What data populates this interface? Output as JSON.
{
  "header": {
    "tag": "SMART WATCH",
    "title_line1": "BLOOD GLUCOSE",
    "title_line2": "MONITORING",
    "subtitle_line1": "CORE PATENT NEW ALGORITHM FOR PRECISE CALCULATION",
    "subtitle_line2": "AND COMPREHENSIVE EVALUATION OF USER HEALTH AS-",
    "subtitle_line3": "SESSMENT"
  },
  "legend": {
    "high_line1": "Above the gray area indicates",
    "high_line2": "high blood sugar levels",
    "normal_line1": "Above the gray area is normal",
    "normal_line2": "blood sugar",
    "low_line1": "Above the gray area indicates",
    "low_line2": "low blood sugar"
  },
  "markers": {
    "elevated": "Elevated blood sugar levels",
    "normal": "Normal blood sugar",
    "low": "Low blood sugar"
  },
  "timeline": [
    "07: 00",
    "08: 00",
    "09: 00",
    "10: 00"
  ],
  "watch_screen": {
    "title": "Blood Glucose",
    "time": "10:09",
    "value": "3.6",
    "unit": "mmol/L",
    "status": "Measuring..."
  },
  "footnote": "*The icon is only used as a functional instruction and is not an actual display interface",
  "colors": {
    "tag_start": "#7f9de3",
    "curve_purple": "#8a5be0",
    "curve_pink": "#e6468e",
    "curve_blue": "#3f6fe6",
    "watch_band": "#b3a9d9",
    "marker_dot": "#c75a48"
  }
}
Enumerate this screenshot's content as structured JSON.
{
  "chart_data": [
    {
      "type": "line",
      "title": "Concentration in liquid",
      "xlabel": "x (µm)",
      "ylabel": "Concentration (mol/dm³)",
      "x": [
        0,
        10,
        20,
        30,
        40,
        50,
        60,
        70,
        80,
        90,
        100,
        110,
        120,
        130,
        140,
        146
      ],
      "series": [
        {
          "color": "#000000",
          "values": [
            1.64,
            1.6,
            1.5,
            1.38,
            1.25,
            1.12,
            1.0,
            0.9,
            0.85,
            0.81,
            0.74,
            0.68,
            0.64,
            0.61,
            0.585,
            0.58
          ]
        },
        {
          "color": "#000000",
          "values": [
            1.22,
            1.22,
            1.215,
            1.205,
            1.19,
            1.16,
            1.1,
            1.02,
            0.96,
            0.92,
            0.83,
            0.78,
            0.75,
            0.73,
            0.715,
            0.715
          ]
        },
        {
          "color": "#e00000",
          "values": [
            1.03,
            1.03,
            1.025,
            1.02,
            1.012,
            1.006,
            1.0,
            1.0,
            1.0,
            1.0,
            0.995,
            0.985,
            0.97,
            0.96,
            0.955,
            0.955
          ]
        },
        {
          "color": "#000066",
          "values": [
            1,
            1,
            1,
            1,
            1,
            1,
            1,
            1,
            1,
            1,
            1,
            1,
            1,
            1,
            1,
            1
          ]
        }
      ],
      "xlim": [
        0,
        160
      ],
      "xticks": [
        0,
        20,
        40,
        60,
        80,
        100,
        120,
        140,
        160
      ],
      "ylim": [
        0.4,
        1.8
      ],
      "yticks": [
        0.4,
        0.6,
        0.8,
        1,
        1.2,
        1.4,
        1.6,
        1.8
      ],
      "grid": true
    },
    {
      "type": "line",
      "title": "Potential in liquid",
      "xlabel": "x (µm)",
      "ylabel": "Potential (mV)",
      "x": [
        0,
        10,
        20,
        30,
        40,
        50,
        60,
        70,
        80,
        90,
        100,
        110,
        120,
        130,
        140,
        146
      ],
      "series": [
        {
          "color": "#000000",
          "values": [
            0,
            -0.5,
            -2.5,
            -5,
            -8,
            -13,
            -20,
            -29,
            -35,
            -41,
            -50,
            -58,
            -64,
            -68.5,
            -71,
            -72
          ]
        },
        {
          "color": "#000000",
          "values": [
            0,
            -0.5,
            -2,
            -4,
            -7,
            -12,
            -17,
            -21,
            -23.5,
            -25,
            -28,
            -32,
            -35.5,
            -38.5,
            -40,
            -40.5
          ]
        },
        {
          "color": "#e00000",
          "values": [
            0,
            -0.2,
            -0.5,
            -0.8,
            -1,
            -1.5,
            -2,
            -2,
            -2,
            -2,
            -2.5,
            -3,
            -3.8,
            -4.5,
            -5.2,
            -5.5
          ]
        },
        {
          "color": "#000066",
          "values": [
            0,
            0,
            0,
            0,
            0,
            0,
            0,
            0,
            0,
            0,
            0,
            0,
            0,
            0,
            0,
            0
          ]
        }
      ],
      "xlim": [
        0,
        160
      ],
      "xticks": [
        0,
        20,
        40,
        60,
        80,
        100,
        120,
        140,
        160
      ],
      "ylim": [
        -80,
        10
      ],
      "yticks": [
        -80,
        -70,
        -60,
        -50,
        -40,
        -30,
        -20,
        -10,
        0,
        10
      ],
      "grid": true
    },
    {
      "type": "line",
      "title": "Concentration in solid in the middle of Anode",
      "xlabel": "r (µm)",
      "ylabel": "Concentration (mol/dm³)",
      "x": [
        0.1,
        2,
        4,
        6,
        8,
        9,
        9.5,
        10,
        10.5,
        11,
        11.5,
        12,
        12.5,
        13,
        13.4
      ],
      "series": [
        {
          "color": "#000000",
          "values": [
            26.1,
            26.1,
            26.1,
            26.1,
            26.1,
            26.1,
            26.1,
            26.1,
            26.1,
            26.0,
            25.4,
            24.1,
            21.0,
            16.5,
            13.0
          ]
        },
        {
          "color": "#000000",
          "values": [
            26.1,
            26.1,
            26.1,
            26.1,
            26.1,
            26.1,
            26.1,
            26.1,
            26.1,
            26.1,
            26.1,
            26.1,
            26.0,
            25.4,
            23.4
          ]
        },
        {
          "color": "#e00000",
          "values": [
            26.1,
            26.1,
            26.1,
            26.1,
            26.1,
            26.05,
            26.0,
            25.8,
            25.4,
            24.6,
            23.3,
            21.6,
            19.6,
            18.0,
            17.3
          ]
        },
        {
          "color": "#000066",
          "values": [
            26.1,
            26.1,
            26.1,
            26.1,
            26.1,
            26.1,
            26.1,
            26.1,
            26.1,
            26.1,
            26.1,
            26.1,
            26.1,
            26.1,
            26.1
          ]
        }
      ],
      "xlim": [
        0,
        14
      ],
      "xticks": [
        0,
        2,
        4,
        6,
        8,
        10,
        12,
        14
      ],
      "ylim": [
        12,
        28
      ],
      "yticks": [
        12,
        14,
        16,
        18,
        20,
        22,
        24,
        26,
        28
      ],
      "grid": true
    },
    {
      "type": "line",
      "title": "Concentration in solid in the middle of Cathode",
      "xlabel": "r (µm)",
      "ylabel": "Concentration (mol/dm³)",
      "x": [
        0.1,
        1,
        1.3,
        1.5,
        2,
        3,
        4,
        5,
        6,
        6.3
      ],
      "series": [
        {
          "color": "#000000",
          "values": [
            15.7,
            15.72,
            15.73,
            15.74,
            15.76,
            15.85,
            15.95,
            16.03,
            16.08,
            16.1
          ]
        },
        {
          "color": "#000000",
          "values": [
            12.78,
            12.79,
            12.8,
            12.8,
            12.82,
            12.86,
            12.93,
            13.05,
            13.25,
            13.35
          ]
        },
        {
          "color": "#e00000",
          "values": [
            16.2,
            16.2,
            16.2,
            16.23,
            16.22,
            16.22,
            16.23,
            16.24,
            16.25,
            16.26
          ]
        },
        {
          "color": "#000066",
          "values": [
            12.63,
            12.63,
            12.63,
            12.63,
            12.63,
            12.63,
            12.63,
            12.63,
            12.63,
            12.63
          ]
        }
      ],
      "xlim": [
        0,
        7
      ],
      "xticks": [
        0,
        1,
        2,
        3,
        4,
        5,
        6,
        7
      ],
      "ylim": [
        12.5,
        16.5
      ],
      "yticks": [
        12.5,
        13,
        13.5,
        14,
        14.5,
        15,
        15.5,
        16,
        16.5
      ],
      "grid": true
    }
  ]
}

--

EXERCISE AIM:
Copy whichever lines in the listing above contain the word "area".

ANSWER BELOW:
    "high_line1": "Above the gray area indicates",
    "normal_line1": "Above the gray area is normal",
    "low_line1": "Above the gray area indicates",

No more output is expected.